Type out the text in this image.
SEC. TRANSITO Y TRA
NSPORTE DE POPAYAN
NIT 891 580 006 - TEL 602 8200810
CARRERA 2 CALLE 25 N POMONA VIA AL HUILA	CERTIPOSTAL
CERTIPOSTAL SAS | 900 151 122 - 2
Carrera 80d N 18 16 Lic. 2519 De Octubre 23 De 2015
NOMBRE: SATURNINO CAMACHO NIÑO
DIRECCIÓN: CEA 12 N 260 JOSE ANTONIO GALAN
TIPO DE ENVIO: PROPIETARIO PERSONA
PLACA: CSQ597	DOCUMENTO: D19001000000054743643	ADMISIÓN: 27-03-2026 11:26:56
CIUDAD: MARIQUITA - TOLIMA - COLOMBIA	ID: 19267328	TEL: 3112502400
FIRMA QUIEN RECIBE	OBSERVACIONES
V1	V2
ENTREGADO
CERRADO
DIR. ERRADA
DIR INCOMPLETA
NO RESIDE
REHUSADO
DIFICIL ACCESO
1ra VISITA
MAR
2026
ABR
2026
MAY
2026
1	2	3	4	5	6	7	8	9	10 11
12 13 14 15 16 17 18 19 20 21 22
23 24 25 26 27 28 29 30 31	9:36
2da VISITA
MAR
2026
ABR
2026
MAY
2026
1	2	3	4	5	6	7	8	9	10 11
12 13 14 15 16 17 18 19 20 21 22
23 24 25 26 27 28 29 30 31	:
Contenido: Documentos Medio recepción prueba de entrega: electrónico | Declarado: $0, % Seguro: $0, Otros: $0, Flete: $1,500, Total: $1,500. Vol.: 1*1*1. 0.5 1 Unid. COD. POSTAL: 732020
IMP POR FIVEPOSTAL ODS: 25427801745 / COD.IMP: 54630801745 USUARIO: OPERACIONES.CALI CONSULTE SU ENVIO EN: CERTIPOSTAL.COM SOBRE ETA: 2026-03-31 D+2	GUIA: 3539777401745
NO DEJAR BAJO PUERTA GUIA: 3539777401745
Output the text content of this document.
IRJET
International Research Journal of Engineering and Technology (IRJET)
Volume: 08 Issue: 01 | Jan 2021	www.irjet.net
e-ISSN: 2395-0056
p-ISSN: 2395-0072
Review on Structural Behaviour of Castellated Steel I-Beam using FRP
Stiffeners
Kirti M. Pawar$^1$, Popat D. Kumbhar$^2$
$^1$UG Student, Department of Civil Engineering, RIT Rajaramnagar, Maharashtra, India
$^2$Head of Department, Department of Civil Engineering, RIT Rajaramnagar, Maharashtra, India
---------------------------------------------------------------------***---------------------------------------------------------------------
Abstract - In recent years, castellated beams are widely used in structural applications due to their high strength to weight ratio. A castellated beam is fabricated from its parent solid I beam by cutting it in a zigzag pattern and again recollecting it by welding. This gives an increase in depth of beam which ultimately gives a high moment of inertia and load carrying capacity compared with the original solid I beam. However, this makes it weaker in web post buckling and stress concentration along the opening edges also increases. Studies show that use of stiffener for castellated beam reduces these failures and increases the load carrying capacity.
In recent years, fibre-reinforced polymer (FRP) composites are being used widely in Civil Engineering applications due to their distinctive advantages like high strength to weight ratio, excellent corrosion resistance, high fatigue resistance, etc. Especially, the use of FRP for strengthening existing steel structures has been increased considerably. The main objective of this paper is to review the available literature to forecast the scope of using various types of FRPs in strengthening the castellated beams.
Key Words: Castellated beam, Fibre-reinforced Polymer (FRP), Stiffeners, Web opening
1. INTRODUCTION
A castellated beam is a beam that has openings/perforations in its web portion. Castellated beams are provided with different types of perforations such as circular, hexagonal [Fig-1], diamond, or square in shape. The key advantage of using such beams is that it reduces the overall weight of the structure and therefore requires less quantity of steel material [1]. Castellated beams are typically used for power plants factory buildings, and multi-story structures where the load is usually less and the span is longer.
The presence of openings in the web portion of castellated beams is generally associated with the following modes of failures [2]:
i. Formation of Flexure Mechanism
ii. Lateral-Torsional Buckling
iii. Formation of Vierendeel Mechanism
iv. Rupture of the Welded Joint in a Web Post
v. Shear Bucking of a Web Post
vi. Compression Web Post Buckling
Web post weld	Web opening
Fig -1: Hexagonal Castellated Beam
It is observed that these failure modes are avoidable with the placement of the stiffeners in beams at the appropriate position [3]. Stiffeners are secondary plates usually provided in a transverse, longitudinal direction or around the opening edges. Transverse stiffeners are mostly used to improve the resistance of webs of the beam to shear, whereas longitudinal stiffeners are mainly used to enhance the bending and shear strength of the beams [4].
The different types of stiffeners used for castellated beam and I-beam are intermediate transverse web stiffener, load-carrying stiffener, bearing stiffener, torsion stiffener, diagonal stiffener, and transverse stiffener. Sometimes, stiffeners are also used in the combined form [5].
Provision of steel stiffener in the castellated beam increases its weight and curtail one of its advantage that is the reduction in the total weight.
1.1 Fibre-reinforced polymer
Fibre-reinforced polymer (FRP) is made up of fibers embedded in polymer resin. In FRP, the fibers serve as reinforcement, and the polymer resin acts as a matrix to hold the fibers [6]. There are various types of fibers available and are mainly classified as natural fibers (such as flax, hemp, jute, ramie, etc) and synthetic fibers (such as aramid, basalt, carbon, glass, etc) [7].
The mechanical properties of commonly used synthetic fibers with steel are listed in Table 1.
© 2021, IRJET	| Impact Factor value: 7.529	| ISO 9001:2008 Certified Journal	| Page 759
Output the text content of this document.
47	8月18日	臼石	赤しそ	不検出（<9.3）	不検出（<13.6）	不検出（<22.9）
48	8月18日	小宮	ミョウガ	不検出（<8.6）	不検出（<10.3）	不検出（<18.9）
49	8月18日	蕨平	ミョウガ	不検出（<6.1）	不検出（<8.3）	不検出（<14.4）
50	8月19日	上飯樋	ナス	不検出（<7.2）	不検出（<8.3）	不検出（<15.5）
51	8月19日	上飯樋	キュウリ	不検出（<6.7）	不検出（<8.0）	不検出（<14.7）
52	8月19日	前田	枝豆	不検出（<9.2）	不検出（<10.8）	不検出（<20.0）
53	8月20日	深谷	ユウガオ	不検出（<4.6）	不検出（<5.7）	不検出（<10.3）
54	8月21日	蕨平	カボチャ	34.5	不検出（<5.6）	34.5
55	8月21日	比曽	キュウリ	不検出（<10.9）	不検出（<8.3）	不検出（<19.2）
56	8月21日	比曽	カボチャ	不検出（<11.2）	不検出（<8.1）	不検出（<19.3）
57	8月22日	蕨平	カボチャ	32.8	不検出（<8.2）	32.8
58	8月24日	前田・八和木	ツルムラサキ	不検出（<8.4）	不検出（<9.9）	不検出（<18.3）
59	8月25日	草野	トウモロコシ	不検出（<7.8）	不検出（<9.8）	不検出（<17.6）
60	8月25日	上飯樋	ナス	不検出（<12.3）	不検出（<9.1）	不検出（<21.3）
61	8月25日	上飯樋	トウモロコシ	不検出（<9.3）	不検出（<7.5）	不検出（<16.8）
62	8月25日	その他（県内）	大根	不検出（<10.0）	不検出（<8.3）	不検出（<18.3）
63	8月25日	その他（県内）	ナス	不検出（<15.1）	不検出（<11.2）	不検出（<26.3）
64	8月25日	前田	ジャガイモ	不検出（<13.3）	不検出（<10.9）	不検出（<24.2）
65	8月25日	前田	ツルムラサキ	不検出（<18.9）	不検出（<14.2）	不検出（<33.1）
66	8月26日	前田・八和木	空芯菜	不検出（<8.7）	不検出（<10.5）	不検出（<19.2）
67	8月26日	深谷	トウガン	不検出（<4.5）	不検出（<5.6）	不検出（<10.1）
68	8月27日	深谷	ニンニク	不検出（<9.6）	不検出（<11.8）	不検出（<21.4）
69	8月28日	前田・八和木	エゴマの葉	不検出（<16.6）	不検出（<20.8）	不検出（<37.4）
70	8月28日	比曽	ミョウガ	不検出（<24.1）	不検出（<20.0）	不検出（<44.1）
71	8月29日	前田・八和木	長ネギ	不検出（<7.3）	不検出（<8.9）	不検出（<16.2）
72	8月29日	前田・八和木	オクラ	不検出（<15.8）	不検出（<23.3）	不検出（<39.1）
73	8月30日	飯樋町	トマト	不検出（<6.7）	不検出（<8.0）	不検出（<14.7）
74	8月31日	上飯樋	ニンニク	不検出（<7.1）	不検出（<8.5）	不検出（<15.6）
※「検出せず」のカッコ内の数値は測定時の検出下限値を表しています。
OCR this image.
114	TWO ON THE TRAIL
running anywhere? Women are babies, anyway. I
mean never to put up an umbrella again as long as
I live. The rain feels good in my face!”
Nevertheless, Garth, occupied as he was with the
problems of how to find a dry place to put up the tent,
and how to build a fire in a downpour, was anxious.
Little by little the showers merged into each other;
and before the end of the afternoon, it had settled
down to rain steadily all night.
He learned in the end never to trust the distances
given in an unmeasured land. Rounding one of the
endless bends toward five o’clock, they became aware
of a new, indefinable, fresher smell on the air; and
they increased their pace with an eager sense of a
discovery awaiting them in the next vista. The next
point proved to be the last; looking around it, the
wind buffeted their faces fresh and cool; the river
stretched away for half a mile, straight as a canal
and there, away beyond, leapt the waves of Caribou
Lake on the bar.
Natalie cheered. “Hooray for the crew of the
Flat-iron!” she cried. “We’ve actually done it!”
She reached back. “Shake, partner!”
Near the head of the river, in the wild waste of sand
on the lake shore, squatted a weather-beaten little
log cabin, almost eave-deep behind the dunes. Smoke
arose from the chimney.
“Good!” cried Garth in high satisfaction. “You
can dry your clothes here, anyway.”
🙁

..............................

• _Given task_: List each line holding the string "image".

• _Complete answer_:
Type out the text in this image.
OCR this image.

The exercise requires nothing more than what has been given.